-- Start --
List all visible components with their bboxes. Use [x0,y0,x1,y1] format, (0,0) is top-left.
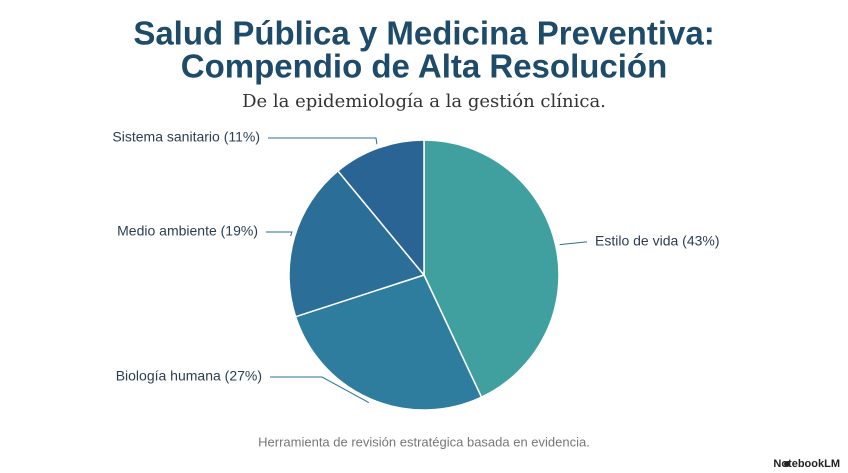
leader-line [266,231,293,237]
chart-subtitle: De la epidemiología a la gestión clínica… [242,91,606,112]
leader-line [559,241,587,246]
brand: NotebookLM [773,458,840,470]
chart-title-line2: Compendio de Alta Resolución [181,48,667,85]
brand-icon [784,461,790,467]
pie-slice [288,169,426,318]
slice-label: Estilo de vida (43%) [595,233,720,249]
leader-line [270,376,370,404]
slice-label: Medio ambiente (19%) [117,223,258,239]
slice-label: Biología humana (27%) [116,368,262,384]
leader-line [268,137,378,145]
pie-slice [294,274,483,411]
chart-title: Salud Pública y Medicina Preventiva: [133,15,714,52]
pie-slice [336,139,425,278]
slice-label: Sistema sanitario (11%) [112,129,260,145]
pie-slice [423,139,560,399]
footer: Herramienta de revisión estratégica basa… [258,434,590,449]
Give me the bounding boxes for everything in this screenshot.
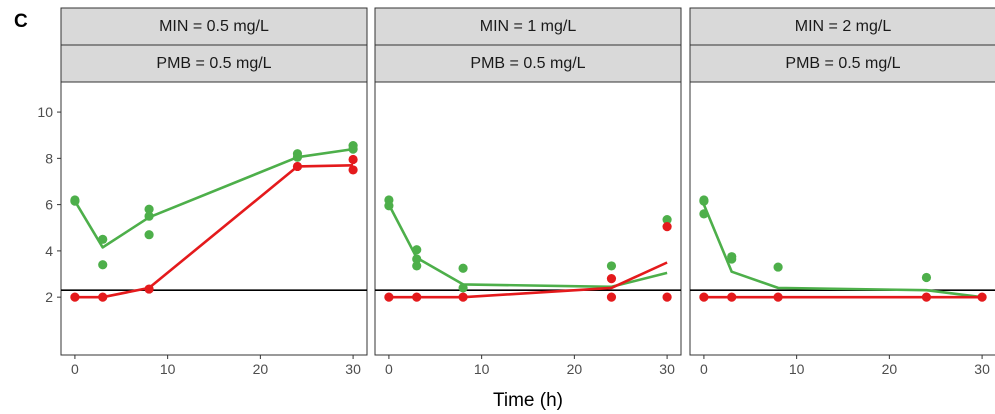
green-data-point [727,254,737,264]
plot-area [60,81,368,356]
x-tick-label: 0 [700,361,708,377]
red-data-point [292,161,303,172]
strip-top-label: MIN = 1 mg/L [480,18,577,35]
strip-top-background [689,7,995,46]
red-data-point [977,292,987,302]
green-data-point [412,261,422,271]
x-tick-label: 30 [974,361,990,377]
x-tick-label: 10 [789,361,805,377]
green-data-point [662,215,672,225]
red-data-point [727,292,737,302]
green-data-point [144,230,154,240]
red-data-point [70,292,80,302]
red-data-point [699,292,709,302]
x-tick-label: 10 [474,361,490,377]
x-tick-label: 0 [71,361,79,377]
red-data-point [458,292,468,302]
strip-top-background [374,7,682,46]
green-data-point [458,263,468,273]
y-tick-label: 10 [37,104,53,120]
x-tick-label: 30 [659,361,675,377]
y-tick-label: 8 [45,150,53,166]
green-data-point [412,245,422,255]
plot-area [374,81,682,356]
x-tick-label: 10 [160,361,176,377]
strip-bottom-background [689,44,995,83]
red-data-point [662,221,672,232]
green-data-point [921,272,932,283]
green-data-point [144,204,154,214]
green-data-point [98,260,108,270]
red-data-point [384,292,394,302]
strip-bottom-background [374,44,682,83]
red-data-point [606,292,617,302]
green-series-line [702,204,983,299]
green-data-point [412,254,422,264]
green-data-point [144,211,154,221]
strip-top-background [60,7,368,46]
red-data-point [412,292,422,302]
x-axis-title: Time (h) [493,390,563,411]
red-data-point [662,292,672,302]
green-data-point [70,196,80,206]
red-data-point [606,274,617,284]
green-data-point [292,152,303,162]
green-data-point [98,234,108,244]
strip-top-label: MIN = 0.5 mg/L [159,18,269,35]
x-tick-label: 20 [882,361,898,377]
red-data-point [98,292,108,302]
strip-bottom-label: PMB = 0.5 mg/L [470,55,585,72]
red-data-point [921,292,932,302]
panel-letter: C [14,11,28,32]
green-data-point [348,144,358,154]
y-tick-label: 4 [45,243,53,259]
strip-bottom-background [60,44,368,83]
green-data-point [699,196,709,206]
green-data-point [606,261,617,271]
red-data-point [773,292,783,302]
green-data-point [773,262,783,272]
green-data-point [384,201,394,211]
y-tick-label: 6 [45,197,53,213]
strip-bottom-label: PMB = 0.5 mg/L [156,55,271,72]
facet-panel-3: MIN = 2 mg/L PMB = 0.5 mg/L 0 10 20 30 [689,7,995,377]
x-tick-label: 20 [253,361,269,377]
red-data-point [348,154,358,165]
red-data-point [144,284,154,294]
x-tick-label: 30 [345,361,361,377]
green-data-point [458,283,468,293]
facet-panel-2: MIN = 1 mg/L PMB = 0.5 mg/L 0 10 20 30 [374,7,682,377]
y-tick-label: 2 [45,289,53,305]
plot-area [689,81,995,356]
red-data-point [348,165,358,175]
x-tick-label: 20 [567,361,583,377]
facet-panel-1: MIN = 0.5 mg/L PMB = 0.5 mg/L 0 10 20 30 2 4 6 8 1… [37,7,368,377]
green-data-point [699,209,709,219]
strip-top-label: MIN = 2 mg/L [795,18,892,35]
strip-bottom-label: PMB = 0.5 mg/L [785,55,900,72]
x-tick-label: 0 [385,361,393,377]
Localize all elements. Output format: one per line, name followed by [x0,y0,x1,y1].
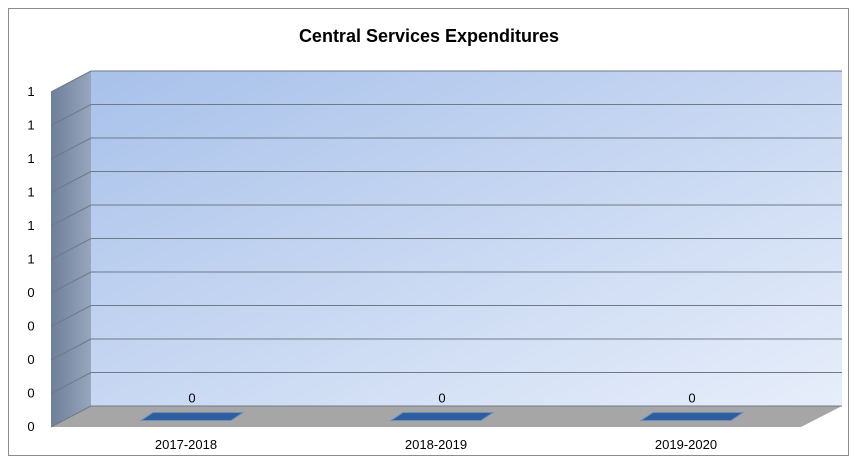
y-tick-label: 1 [27,151,34,166]
x-tick-label: 2017-2018 [155,437,217,452]
chart-canvas: Central Services Expenditures 0 0 0 0 0 1 1 1 1 1… [27,26,842,452]
side-gridline [50,204,92,227]
chart-title: Central Services Expenditures [299,26,559,46]
y-tick-label: 1 [27,218,34,233]
x-tick-label: 2018-2019 [405,437,467,452]
data-label: 0 [688,391,695,406]
y-tick-label: 1 [27,84,34,99]
side-gridline [50,238,92,260]
y-tick-label: 1 [27,185,34,200]
side-gridline [50,305,92,327]
plot-area: 0 0 0 0 0 1 1 1 1 1 1 0 2017-2018 0 2018-2019 0 2019-202… [27,70,842,452]
y-tick-label: 0 [27,319,34,334]
bar [139,412,245,421]
data-label: 0 [188,391,195,406]
side-gridline [50,104,92,126]
chart-frame: Central Services Expenditures 0 0 0 0 0 1 1 1 1 1… [8,8,849,456]
x-tick-label: 2019-2020 [655,437,717,452]
y-tick-label: 0 [27,386,34,401]
y-tick-label: 1 [27,118,34,133]
side-gridline [50,405,92,428]
y-tick-label: 0 [27,285,34,300]
y-tick-label: 0 [27,352,34,367]
bar [639,412,745,421]
side-gridline [50,171,92,193]
side-gridline [50,70,92,93]
bar [389,412,495,421]
side-gridline [50,338,92,361]
side-gridline [50,137,92,160]
side-gridline [50,372,92,394]
data-label: 0 [438,391,445,406]
side-gridline [50,271,92,294]
y-tick-label: 1 [27,252,34,267]
y-tick-label: 0 [27,419,34,434]
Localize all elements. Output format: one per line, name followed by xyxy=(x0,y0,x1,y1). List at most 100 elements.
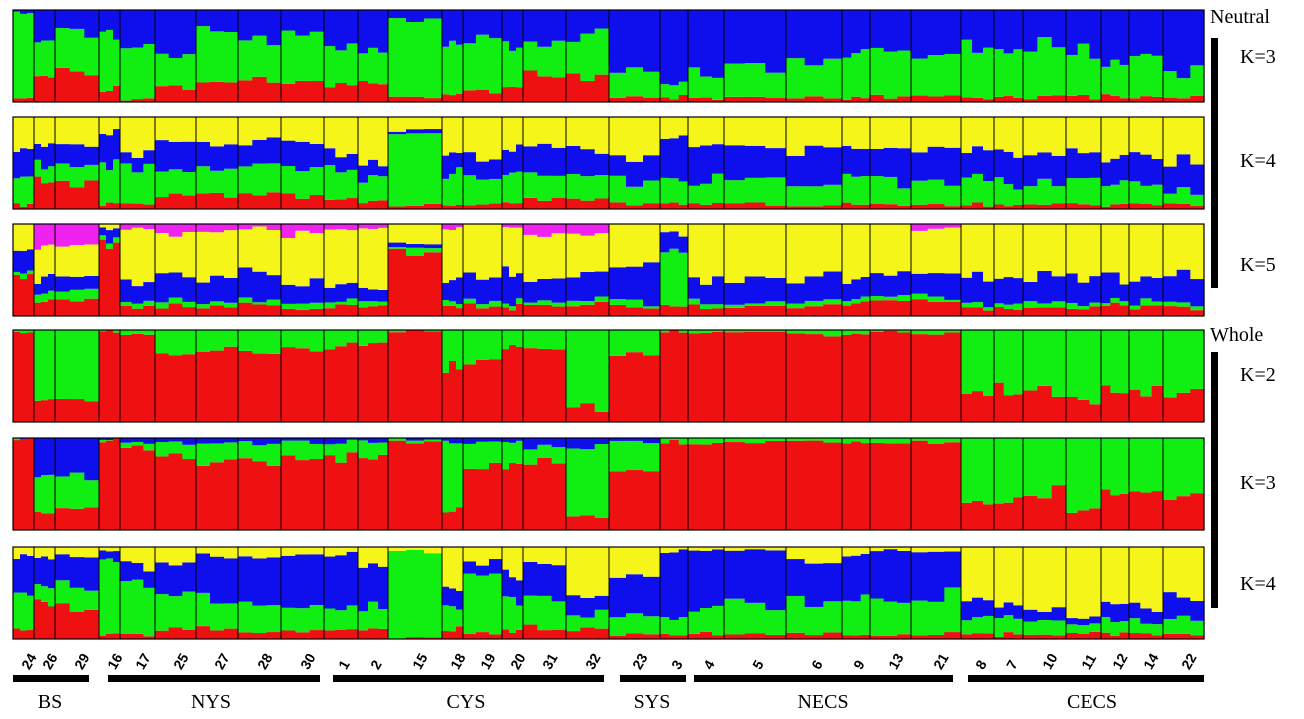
-- End --
▶ _Task brief_
Copy all the records above word for word, omitting the pictures.

▶ _Exercise solution_
List all visible components with their bboxes. Use [x0,y0,x1,y1] format, (0,0) is top-left.
leader-line [266,231,293,237]
chart-subtitle: De la epidemiología a la gestión clínica… [242,91,606,112]
leader-line [559,241,587,246]
brand: NotebookLM [773,458,840,470]
chart-title-line2: Compendio de Alta Resolución [181,48,667,85]
brand-icon [784,461,790,467]
pie-slice [288,169,426,318]
slice-label: Estilo de vida (43%) [595,233,720,249]
leader-line [270,376,370,404]
slice-label: Medio ambiente (19%) [117,223,258,239]
slice-label: Biología humana (27%) [116,368,262,384]
leader-line [268,137,378,145]
pie-slice [294,274,483,411]
chart-title: Salud Pública y Medicina Preventiva: [133,15,714,52]
pie-slice [336,139,425,278]
slice-label: Sistema sanitario (11%) [112,129,260,145]
pie-slice [423,139,560,399]
footer: Herramienta de revisión estratégica basa… [258,434,590,449]
Give me the bounding boxes for everything in this screenshot.
green-data-point [727,254,737,264]
plot-area [60,81,368,356]
x-tick-label: 0 [700,361,708,377]
red-data-point [292,161,303,172]
strip-top-label: MIN = 1 mg/L [480,18,577,35]
strip-top-background [689,7,995,46]
red-data-point [977,292,987,302]
green-data-point [412,261,422,271]
x-tick-label: 30 [974,361,990,377]
x-tick-label: 10 [789,361,805,377]
green-data-point [662,215,672,225]
red-data-point [727,292,737,302]
green-data-point [144,230,154,240]
red-data-point [70,292,80,302]
red-data-point [699,292,709,302]
x-tick-label: 10 [474,361,490,377]
x-tick-label: 0 [71,361,79,377]
red-data-point [458,292,468,302]
strip-top-background [374,7,682,46]
green-data-point [458,263,468,273]
y-tick-label: 10 [37,104,53,120]
x-tick-label: 30 [659,361,675,377]
y-tick-label: 8 [45,150,53,166]
green-data-point [412,245,422,255]
plot-area [374,81,682,356]
x-tick-label: 10 [160,361,176,377]
strip-bottom-background [689,44,995,83]
red-data-point [662,221,672,232]
green-data-point [921,272,932,283]
green-data-point [144,204,154,214]
green-data-point [98,260,108,270]
red-data-point [384,292,394,302]
strip-bottom-background [374,44,682,83]
red-data-point [606,292,617,302]
green-series-line [702,204,983,299]
green-data-point [412,254,422,264]
green-data-point [144,211,154,221]
strip-top-background [60,7,368,46]
red-data-point [412,292,422,302]
x-axis-title: Time (h) [493,390,563,411]
red-data-point [662,292,672,302]
green-data-point [70,196,80,206]
red-data-point [606,274,617,284]
green-data-point [292,152,303,162]
green-data-point [98,234,108,244]
strip-top-label: MIN = 0.5 mg/L [159,18,269,35]
x-tick-label: 20 [882,361,898,377]
red-data-point [98,292,108,302]
strip-bottom-label: PMB = 0.5 mg/L [470,55,585,72]
red-data-point [921,292,932,302]
panel-letter: C [14,11,28,32]
green-data-point [348,144,358,154]
y-tick-label: 4 [45,243,53,259]
strip-bottom-background [60,44,368,83]
green-data-point [699,196,709,206]
green-data-point [606,261,617,271]
red-data-point [773,292,783,302]
green-data-point [773,262,783,272]
green-data-point [384,201,394,211]
y-tick-label: 6 [45,197,53,213]
strip-bottom-label: PMB = 0.5 mg/L [156,55,271,72]
facet-panel-3: MIN = 2 mg/L PMB = 0.5 mg/L 0 10 20 30 [689,7,995,377]
x-tick-label: 20 [253,361,269,377]
red-data-point [348,154,358,165]
red-data-point [144,284,154,294]
x-tick-label: 30 [345,361,361,377]
green-data-point [458,283,468,293]
facet-panel-2: MIN = 1 mg/L PMB = 0.5 mg/L 0 10 20 30 [374,7,682,377]
y-tick-label: 2 [45,289,53,305]
plot-area [689,81,995,356]
red-data-point [348,165,358,175]
x-tick-label: 20 [567,361,583,377]
facet-panel-1: MIN = 0.5 mg/L PMB = 0.5 mg/L 0 10 20 30 2 4 6 8 1… [37,7,368,377]
green-data-point [699,209,709,219]
strip-top-label: MIN = 2 mg/L [795,18,892,35]
strip-bottom-label: PMB = 0.5 mg/L [785,55,900,72]
x-tick-label: 0 [385,361,393,377]
Localize all elements. Output format: one per line, name followed by [x0,y0,x1,y1].
y-tick-label: 1 [27,151,34,166]
x-tick-label: 2017-2018 [155,437,217,452]
chart-canvas: Central Services Expenditures 0 0 0 0 0 1 1 1 1 1… [27,26,842,452]
side-gridline [50,204,92,227]
chart-title: Central Services Expenditures [299,26,559,46]
y-tick-label: 1 [27,218,34,233]
x-tick-label: 2018-2019 [405,437,467,452]
data-label: 0 [688,391,695,406]
y-tick-label: 1 [27,84,34,99]
side-gridline [50,238,92,260]
y-tick-label: 1 [27,185,34,200]
side-gridline [50,305,92,327]
plot-area: 0 0 0 0 0 1 1 1 1 1 1 0 2017-2018 0 2018-2019 0 2019-202… [27,70,842,452]
y-tick-label: 0 [27,319,34,334]
bar [139,412,245,421]
data-label: 0 [188,391,195,406]
side-gridline [50,104,92,126]
chart-frame: Central Services Expenditures 0 0 0 0 0 1 1 1 1 1… [8,8,849,456]
x-tick-label: 2019-2020 [655,437,717,452]
y-tick-label: 0 [27,386,34,401]
y-tick-label: 1 [27,118,34,133]
side-gridline [50,405,92,428]
y-tick-label: 0 [27,285,34,300]
y-tick-label: 0 [27,352,34,367]
bar [639,412,745,421]
side-gridline [50,171,92,193]
side-gridline [50,70,92,93]
bar [389,412,495,421]
side-gridline [50,338,92,361]
side-gridline [50,137,92,160]
side-gridline [50,372,92,394]
data-label: 0 [438,391,445,406]
side-gridline [50,271,92,294]
y-tick-label: 1 [27,252,34,267]
y-tick-label: 0 [27,419,34,434]
Localize all elements. Output format: one per line, name followed by xyxy=(x0,y0,x1,y1). List at most 100 elements.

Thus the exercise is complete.